2. Material and methods
2.1. Patients.
The study protocol conforms to the ethical guidelines of the 1975 Declaration of Helsinki (6th revision, 2008) as reflected in a prior approval by the Institutional Review Board (IRB) of the National Cancer Institute, Cairo, Egypt. All specimens obtained prior to TACE treatment were approved after patients’s consents. The present study was carried out to determine miRs expression on two main levels; FFPE tissues and serum level as described in Figure 1. In FFPE specimens, we aimed to identify the candidate miRs that significantly correlated with response to TACE treatment. The FFPE tissue specimens included 33 patients with advanced HCC (Table S1). Tissue specimens were collected prior to TACE treatment with Cisplatin (50 mg) and Doxorubicin (50 mg) in addition to lipiodol as an embolization agent. In addition, FFPE normal liver tissue specimens were collected from 15 adult living liver donors prior to transplantation and considered as a normal control for FFPE tissues. Twenty miRs were analyzed by qPCR in FFPE tissue specimens in addition to the control group. The miRs that are significantly associated with response to TACE treatment were then validated in serum samples collected from HCC patients. As shown in Table S2, the serum samples included 51 patients who had advanced HCC. Serum samples collected prior to TACE treatment with doxorubicin (100 mg) and lipiodol. In addition, serum samples were also collected from another 15 age-matched healthy subjects, independent from the first normal subjects from which liver FFPE tissue biopsies were collected, and considered as a control group for serum samples. All normal controls used in this study were free from HCV or HBV and had normal liver functions. Patients were eligible for TACE treatment according to the Institutional Standard of Care [20]. Patients’ response to the treatment was assessed by the Response Evaluation Criteria in Solid Tumors (RECIST VI. 1) [21]. In brief, complete response (CR) defined by disappearance of all large lesions, partial response (PR) evaluated by at least 30% reduction in lesion diameter, and no response (NR) if there was no tumor shrinkage. The overall survival (OS) and progression-free survival (PFS) of these patients were calculated as previously reported [22].
Figure 1.
Flowchart diagram representing the experimental design of the current study.
2.2. Extraction of miRs from Formalin-Fixed Paraffin-Embedded (FFPE) tissues and serum samples.
Archived FFPE tissue specimens of HCC patients and normal controls were obtained. Total RNA from FFPE tissues (10-μm thickness per 5 cuts per sample) was extracted using miRNeasy FFPE kit according to the manufacturer’s instructions (Qiagen; Gaithersburg, MD). Total RNA was extracted from the blood sera obtained from HCC patients prior to TACE treatment and control group as described [9]. Briefly, total RNA from 200μL of serum was extracted using miRNeasy kit following the manufacture’s protocol (Qiagen; Gaithersburg, MD). RNA was purified and RNA concentrations were quantified using NanoDrop 2000 (Life Technologies Corp., Grand Island, NY, USA).
2.3. Quantitative Real-Time PCR (qPCR) analysis.

• [What the task asks]: In the methods section, what was the source of the normal liver tissue specimens used as the control for the FFPE tissues? Rely only on the text above.

• [Data extract]:
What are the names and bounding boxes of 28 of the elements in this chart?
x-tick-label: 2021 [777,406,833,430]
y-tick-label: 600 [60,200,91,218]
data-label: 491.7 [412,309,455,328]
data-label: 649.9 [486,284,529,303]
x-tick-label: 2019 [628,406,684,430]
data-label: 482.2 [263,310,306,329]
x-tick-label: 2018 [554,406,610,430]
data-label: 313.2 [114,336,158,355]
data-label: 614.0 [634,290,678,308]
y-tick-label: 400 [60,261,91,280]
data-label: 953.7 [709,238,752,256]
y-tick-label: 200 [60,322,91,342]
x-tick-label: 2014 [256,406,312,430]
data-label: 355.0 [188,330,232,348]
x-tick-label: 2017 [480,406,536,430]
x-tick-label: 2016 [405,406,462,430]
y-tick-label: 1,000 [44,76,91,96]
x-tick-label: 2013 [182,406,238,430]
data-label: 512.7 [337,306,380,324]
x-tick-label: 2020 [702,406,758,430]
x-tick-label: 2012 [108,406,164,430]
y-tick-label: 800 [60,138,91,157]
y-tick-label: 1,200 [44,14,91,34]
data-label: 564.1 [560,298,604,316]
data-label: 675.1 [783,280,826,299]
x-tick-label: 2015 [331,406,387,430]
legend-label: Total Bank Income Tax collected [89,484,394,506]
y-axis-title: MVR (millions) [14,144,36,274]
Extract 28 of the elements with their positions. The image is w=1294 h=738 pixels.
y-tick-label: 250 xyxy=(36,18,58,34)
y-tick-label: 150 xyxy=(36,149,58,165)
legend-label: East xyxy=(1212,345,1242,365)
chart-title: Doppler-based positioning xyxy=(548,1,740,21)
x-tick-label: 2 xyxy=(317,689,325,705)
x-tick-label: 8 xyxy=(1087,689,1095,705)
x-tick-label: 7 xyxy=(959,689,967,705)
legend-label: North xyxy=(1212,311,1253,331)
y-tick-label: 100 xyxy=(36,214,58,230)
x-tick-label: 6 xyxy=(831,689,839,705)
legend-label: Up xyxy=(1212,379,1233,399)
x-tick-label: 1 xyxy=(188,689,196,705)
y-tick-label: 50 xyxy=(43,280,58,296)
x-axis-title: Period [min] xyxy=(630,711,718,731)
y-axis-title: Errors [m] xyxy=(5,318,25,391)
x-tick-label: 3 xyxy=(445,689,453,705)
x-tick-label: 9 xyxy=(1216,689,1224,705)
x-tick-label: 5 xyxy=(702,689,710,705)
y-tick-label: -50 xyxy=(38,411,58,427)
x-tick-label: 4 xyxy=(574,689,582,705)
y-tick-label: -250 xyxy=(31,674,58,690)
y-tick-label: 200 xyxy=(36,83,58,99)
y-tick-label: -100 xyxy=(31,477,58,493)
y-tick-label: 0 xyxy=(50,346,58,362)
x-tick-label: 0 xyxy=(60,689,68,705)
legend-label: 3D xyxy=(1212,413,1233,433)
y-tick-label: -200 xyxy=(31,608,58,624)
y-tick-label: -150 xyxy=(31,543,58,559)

• [Written response]: They came from 15 adult living liver donors, collected before transplantation.